◆ Provided information ◆

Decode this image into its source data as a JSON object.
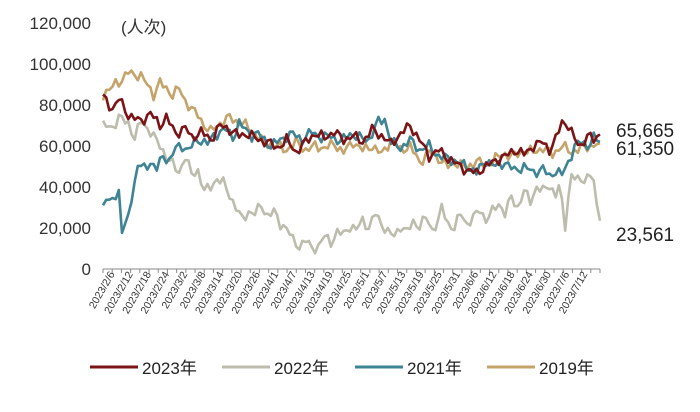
{
  "chart_data": {
    "type": "line",
    "unit_label": "(人次)",
    "ylim": [
      0,
      120000
    ],
    "yticks": [
      "0",
      "20,000",
      "40,000",
      "60,000",
      "80,000",
      "100,000",
      "120,000"
    ],
    "ytick_values": [
      0,
      20000,
      40000,
      60000,
      80000,
      100000,
      120000
    ],
    "x_count": 158,
    "xtick_labels": [
      "2023/2/6",
      "2023/2/12",
      "2023/2/18",
      "2023/2/24",
      "2023/3/2",
      "2023/3/8",
      "2023/3/14",
      "2023/3/20",
      "2023/3/26",
      "2023/4/1",
      "2023/4/7",
      "2023/4/13",
      "2023/4/19",
      "2023/4/25",
      "2023/5/1",
      "2023/5/7",
      "2023/5/13",
      "2023/5/19",
      "2023/5/25",
      "2023/5/31",
      "2023/6/6",
      "2023/6/12",
      "2023/6/18",
      "2023/6/24",
      "2023/6/30",
      "2023/7/6",
      "2023/7/12"
    ],
    "end_labels": [
      {
        "text": "65,665",
        "value": 65665
      },
      {
        "text": "61,350",
        "value": 61350
      },
      {
        "text": "23,561",
        "value": 23561
      }
    ],
    "series": [
      {
        "name": "2023年",
        "color": "#7B1416",
        "points": [
          [
            0,
            84000
          ],
          [
            3,
            78000
          ],
          [
            5,
            83000
          ],
          [
            8,
            75000
          ],
          [
            12,
            72000
          ],
          [
            15,
            76000
          ],
          [
            18,
            70000
          ],
          [
            20,
            74000
          ],
          [
            23,
            66000
          ],
          [
            26,
            69000
          ],
          [
            28,
            64000
          ],
          [
            31,
            67000
          ],
          [
            34,
            63000
          ],
          [
            37,
            70000
          ],
          [
            40,
            68000
          ],
          [
            43,
            65000
          ],
          [
            46,
            66000
          ],
          [
            49,
            63000
          ],
          [
            52,
            62000
          ],
          [
            55,
            59000
          ],
          [
            58,
            63000
          ],
          [
            61,
            57000
          ],
          [
            64,
            62000
          ],
          [
            67,
            66000
          ],
          [
            70,
            64000
          ],
          [
            73,
            67000
          ],
          [
            76,
            63000
          ],
          [
            79,
            65000
          ],
          [
            82,
            62000
          ],
          [
            85,
            68000
          ],
          [
            88,
            65000
          ],
          [
            91,
            61000
          ],
          [
            94,
            66000
          ],
          [
            97,
            70000
          ],
          [
            100,
            63000
          ],
          [
            103,
            55000
          ],
          [
            106,
            58000
          ],
          [
            109,
            54000
          ],
          [
            112,
            51000
          ],
          [
            115,
            48000
          ],
          [
            118,
            47000
          ],
          [
            121,
            50000
          ],
          [
            124,
            53000
          ],
          [
            127,
            55000
          ],
          [
            130,
            58000
          ],
          [
            133,
            56000
          ],
          [
            136,
            60000
          ],
          [
            139,
            62000
          ],
          [
            141,
            58000
          ],
          [
            143,
            63000
          ],
          [
            145,
            72000
          ],
          [
            147,
            70000
          ],
          [
            149,
            63000
          ],
          [
            151,
            60000
          ],
          [
            153,
            65000
          ],
          [
            155,
            63000
          ],
          [
            157,
            65665
          ]
        ]
      },
      {
        "name": "2022年",
        "color": "#BDBDAE",
        "points": [
          [
            0,
            70000
          ],
          [
            3,
            69000
          ],
          [
            5,
            74000
          ],
          [
            8,
            71000
          ],
          [
            10,
            64000
          ],
          [
            12,
            72000
          ],
          [
            15,
            67000
          ],
          [
            18,
            60000
          ],
          [
            20,
            55000
          ],
          [
            22,
            51000
          ],
          [
            24,
            47000
          ],
          [
            26,
            55000
          ],
          [
            28,
            46000
          ],
          [
            30,
            48000
          ],
          [
            32,
            38000
          ],
          [
            34,
            40000
          ],
          [
            36,
            44000
          ],
          [
            38,
            42000
          ],
          [
            40,
            36000
          ],
          [
            42,
            30000
          ],
          [
            44,
            24000
          ],
          [
            46,
            28000
          ],
          [
            48,
            27000
          ],
          [
            50,
            31000
          ],
          [
            52,
            26000
          ],
          [
            54,
            28000
          ],
          [
            56,
            22000
          ],
          [
            58,
            20000
          ],
          [
            60,
            14000
          ],
          [
            62,
            11000
          ],
          [
            64,
            14000
          ],
          [
            66,
            10000
          ],
          [
            68,
            11000
          ],
          [
            70,
            16000
          ],
          [
            72,
            13000
          ],
          [
            74,
            18000
          ],
          [
            76,
            17000
          ],
          [
            78,
            21000
          ],
          [
            80,
            19000
          ],
          [
            82,
            24000
          ],
          [
            84,
            20000
          ],
          [
            86,
            27000
          ],
          [
            88,
            22000
          ],
          [
            90,
            18000
          ],
          [
            92,
            16000
          ],
          [
            94,
            21000
          ],
          [
            96,
            18000
          ],
          [
            98,
            23000
          ],
          [
            100,
            21000
          ],
          [
            102,
            25000
          ],
          [
            104,
            19000
          ],
          [
            106,
            24000
          ],
          [
            107,
            30000
          ],
          [
            109,
            22000
          ],
          [
            111,
            20000
          ],
          [
            113,
            27000
          ],
          [
            115,
            22000
          ],
          [
            117,
            25000
          ],
          [
            119,
            29000
          ],
          [
            121,
            24000
          ],
          [
            123,
            28000
          ],
          [
            125,
            32000
          ],
          [
            127,
            27000
          ],
          [
            129,
            35000
          ],
          [
            131,
            30000
          ],
          [
            133,
            38000
          ],
          [
            135,
            33000
          ],
          [
            137,
            40000
          ],
          [
            139,
            38000
          ],
          [
            141,
            41000
          ],
          [
            143,
            36000
          ],
          [
            144,
            40000
          ],
          [
            145,
            32000
          ],
          [
            146,
            21000
          ],
          [
            147,
            35000
          ],
          [
            148,
            46000
          ],
          [
            150,
            43000
          ],
          [
            152,
            44000
          ],
          [
            154,
            46000
          ],
          [
            155,
            42000
          ],
          [
            156,
            30000
          ],
          [
            157,
            23561
          ]
        ]
      },
      {
        "name": "2021年",
        "color": "#3E8494",
        "points": [
          [
            0,
            32000
          ],
          [
            1,
            34000
          ],
          [
            2,
            31000
          ],
          [
            3,
            36000
          ],
          [
            4,
            35000
          ],
          [
            5,
            38000
          ],
          [
            6,
            19000
          ],
          [
            7,
            20000
          ],
          [
            8,
            26000
          ],
          [
            9,
            35000
          ],
          [
            10,
            42000
          ],
          [
            11,
            51000
          ],
          [
            12,
            50000
          ],
          [
            13,
            49000
          ],
          [
            15,
            52000
          ],
          [
            17,
            49000
          ],
          [
            19,
            55000
          ],
          [
            21,
            53000
          ],
          [
            23,
            59000
          ],
          [
            25,
            60000
          ],
          [
            27,
            58000
          ],
          [
            29,
            62000
          ],
          [
            31,
            63000
          ],
          [
            33,
            61000
          ],
          [
            35,
            65000
          ],
          [
            37,
            67000
          ],
          [
            39,
            68000
          ],
          [
            41,
            64000
          ],
          [
            43,
            71000
          ],
          [
            45,
            68000
          ],
          [
            47,
            65000
          ],
          [
            49,
            66000
          ],
          [
            51,
            63000
          ],
          [
            53,
            60000
          ],
          [
            55,
            62000
          ],
          [
            57,
            64000
          ],
          [
            60,
            66000
          ],
          [
            63,
            63000
          ],
          [
            66,
            67000
          ],
          [
            69,
            64000
          ],
          [
            72,
            65000
          ],
          [
            75,
            62000
          ],
          [
            78,
            66000
          ],
          [
            81,
            64000
          ],
          [
            84,
            63000
          ],
          [
            87,
            72000
          ],
          [
            89,
            73000
          ],
          [
            91,
            62000
          ],
          [
            94,
            59000
          ],
          [
            97,
            63000
          ],
          [
            100,
            58000
          ],
          [
            103,
            60000
          ],
          [
            106,
            55000
          ],
          [
            109,
            54000
          ],
          [
            112,
            52000
          ],
          [
            115,
            50000
          ],
          [
            118,
            47000
          ],
          [
            121,
            53000
          ],
          [
            124,
            50000
          ],
          [
            127,
            52000
          ],
          [
            130,
            48000
          ],
          [
            133,
            50000
          ],
          [
            136,
            47000
          ],
          [
            139,
            49000
          ],
          [
            141,
            45000
          ],
          [
            143,
            48000
          ],
          [
            145,
            46000
          ],
          [
            147,
            52000
          ],
          [
            149,
            60000
          ],
          [
            151,
            62000
          ],
          [
            153,
            60000
          ],
          [
            155,
            64000
          ],
          [
            157,
            62000
          ]
        ]
      },
      {
        "name": "2019年",
        "color": "#C4A46A",
        "points": [
          [
            0,
            85000
          ],
          [
            2,
            87000
          ],
          [
            4,
            91000
          ],
          [
            6,
            92000
          ],
          [
            8,
            96000
          ],
          [
            10,
            95000
          ],
          [
            12,
            94000
          ],
          [
            14,
            90000
          ],
          [
            16,
            85000
          ],
          [
            18,
            91000
          ],
          [
            20,
            88000
          ],
          [
            22,
            85000
          ],
          [
            24,
            88000
          ],
          [
            26,
            82000
          ],
          [
            28,
            78000
          ],
          [
            30,
            75000
          ],
          [
            32,
            70000
          ],
          [
            34,
            67000
          ],
          [
            36,
            70000
          ],
          [
            38,
            72000
          ],
          [
            40,
            74000
          ],
          [
            42,
            72000
          ],
          [
            44,
            71000
          ],
          [
            46,
            69000
          ],
          [
            48,
            66000
          ],
          [
            50,
            63000
          ],
          [
            52,
            61000
          ],
          [
            55,
            60000
          ],
          [
            58,
            58000
          ],
          [
            61,
            62000
          ],
          [
            64,
            58000
          ],
          [
            67,
            60000
          ],
          [
            70,
            59000
          ],
          [
            73,
            61000
          ],
          [
            76,
            57000
          ],
          [
            79,
            62000
          ],
          [
            82,
            58000
          ],
          [
            85,
            60000
          ],
          [
            88,
            56000
          ],
          [
            91,
            63000
          ],
          [
            94,
            58000
          ],
          [
            97,
            60000
          ],
          [
            100,
            52000
          ],
          [
            103,
            57000
          ],
          [
            106,
            54000
          ],
          [
            109,
            50000
          ],
          [
            112,
            52000
          ],
          [
            115,
            49000
          ],
          [
            118,
            53000
          ],
          [
            121,
            50000
          ],
          [
            124,
            54000
          ],
          [
            127,
            56000
          ],
          [
            130,
            55000
          ],
          [
            133,
            58000
          ],
          [
            136,
            57000
          ],
          [
            139,
            59000
          ],
          [
            142,
            56000
          ],
          [
            145,
            60000
          ],
          [
            148,
            57000
          ],
          [
            151,
            59000
          ],
          [
            154,
            60000
          ],
          [
            157,
            61350
          ]
        ]
      }
    ]
  }
}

◆ Stated task ◆
Extract each line from the entries above that contains the string "name".

◆ Written answer ◆
        "name": "2023年",
        "name": "2022年",
        "name": "2021年",
        "name": "2019年",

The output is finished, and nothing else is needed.